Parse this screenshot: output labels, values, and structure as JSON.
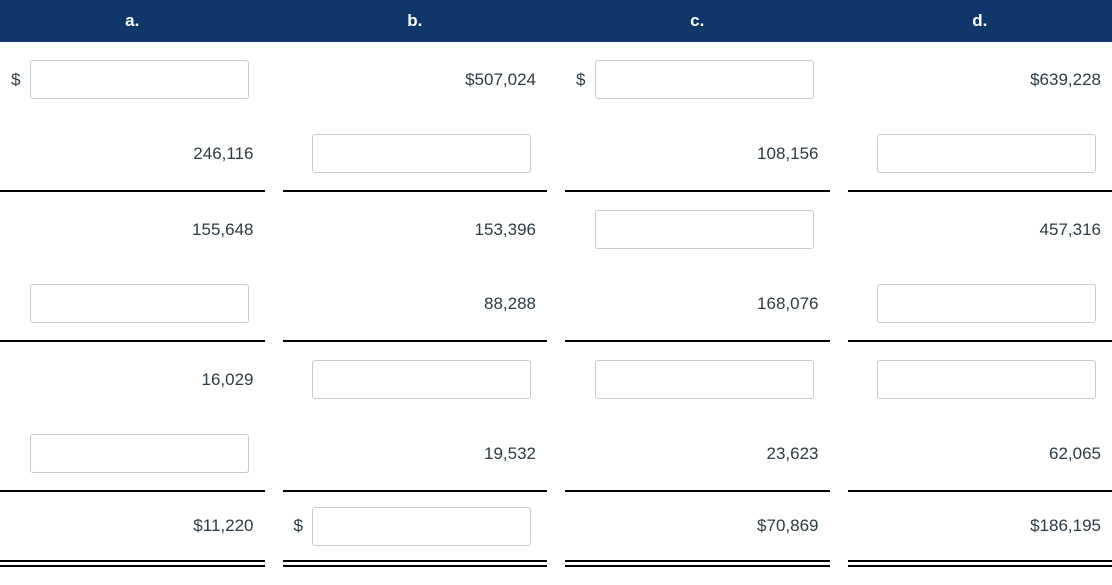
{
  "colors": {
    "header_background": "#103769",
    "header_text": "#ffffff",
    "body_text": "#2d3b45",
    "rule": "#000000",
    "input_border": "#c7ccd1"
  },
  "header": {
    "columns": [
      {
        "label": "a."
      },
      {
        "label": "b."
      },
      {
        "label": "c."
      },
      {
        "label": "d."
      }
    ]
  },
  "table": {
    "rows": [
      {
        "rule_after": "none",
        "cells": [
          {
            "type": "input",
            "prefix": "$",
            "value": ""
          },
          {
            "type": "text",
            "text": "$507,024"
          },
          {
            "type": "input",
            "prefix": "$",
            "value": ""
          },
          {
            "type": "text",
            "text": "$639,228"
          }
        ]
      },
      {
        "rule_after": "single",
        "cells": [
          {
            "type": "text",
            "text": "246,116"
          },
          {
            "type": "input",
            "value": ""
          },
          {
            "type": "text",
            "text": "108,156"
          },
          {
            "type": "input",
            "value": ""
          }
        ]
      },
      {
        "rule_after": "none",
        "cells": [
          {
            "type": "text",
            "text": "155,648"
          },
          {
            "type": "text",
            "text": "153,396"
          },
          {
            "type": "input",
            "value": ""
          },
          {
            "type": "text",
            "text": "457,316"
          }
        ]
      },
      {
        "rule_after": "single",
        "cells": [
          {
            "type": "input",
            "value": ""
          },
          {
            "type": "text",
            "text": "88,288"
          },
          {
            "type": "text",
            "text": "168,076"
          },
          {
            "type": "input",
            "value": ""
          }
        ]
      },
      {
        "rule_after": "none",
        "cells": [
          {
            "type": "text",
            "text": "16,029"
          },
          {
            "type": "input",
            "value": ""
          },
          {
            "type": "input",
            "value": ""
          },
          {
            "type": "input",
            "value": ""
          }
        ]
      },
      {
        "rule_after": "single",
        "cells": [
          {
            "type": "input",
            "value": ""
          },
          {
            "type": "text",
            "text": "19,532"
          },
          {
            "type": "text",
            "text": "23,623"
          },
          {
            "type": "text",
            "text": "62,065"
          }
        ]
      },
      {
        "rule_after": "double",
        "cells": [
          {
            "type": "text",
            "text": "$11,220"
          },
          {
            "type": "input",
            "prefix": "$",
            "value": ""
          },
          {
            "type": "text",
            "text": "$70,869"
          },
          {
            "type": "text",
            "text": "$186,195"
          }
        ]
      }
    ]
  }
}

== SHORT PROBLEM ==
Copy the material above exactly and drop the pictures.

== WRITTEN SOLUTION ==
Parse this screenshot: output labels, values, and structure as JSON.
{
  "colors": {
    "header_background": "#103769",
    "header_text": "#ffffff",
    "body_text": "#2d3b45",
    "rule": "#000000",
    "input_border": "#c7ccd1"
  },
  "header": {
    "columns": [
      {
        "label": "a."
      },
      {
        "label": "b."
      },
      {
        "label": "c."
      },
      {
        "label": "d."
      }
    ]
  },
  "table": {
    "rows": [
      {
        "rule_after": "none",
        "cells": [
          {
            "type": "input",
            "prefix": "$",
            "value": ""
          },
          {
            "type": "text",
            "text": "$507,024"
          },
          {
            "type": "input",
            "prefix": "$",
            "value": ""
          },
          {
            "type": "text",
            "text": "$639,228"
          }
        ]
      },
      {
        "rule_after": "single",
        "cells": [
          {
            "type": "text",
            "text": "246,116"
          },
          {
            "type": "input",
            "value": ""
          },
          {
            "type": "text",
            "text": "108,156"
          },
          {
            "type": "input",
            "value": ""
          }
        ]
      },
      {
        "rule_after": "none",
        "cells": [
          {
            "type": "text",
            "text": "155,648"
          },
          {
            "type": "text",
            "text": "153,396"
          },
          {
            "type": "input",
            "value": ""
          },
          {
            "type": "text",
            "text": "457,316"
          }
        ]
      },
      {
        "rule_after": "single",
        "cells": [
          {
            "type": "input",
            "value": ""
          },
          {
            "type": "text",
            "text": "88,288"
          },
          {
            "type": "text",
            "text": "168,076"
          },
          {
            "type": "input",
            "value": ""
          }
        ]
      },
      {
        "rule_after": "none",
        "cells": [
          {
            "type": "text",
            "text": "16,029"
          },
          {
            "type": "input",
            "value": ""
          },
          {
            "type": "input",
            "value": ""
          },
          {
            "type": "input",
            "value": ""
          }
        ]
      },
      {
        "rule_after": "single",
        "cells": [
          {
            "type": "input",
            "value": ""
          },
          {
            "type": "text",
            "text": "19,532"
          },
          {
            "type": "text",
            "text": "23,623"
          },
          {
            "type": "text",
            "text": "62,065"
          }
        ]
      },
      {
        "rule_after": "double",
        "cells": [
          {
            "type": "text",
            "text": "$11,220"
          },
          {
            "type": "input",
            "prefix": "$",
            "value": ""
          },
          {
            "type": "text",
            "text": "$70,869"
          },
          {
            "type": "text",
            "text": "$186,195"
          }
        ]
      }
    ]
  }
}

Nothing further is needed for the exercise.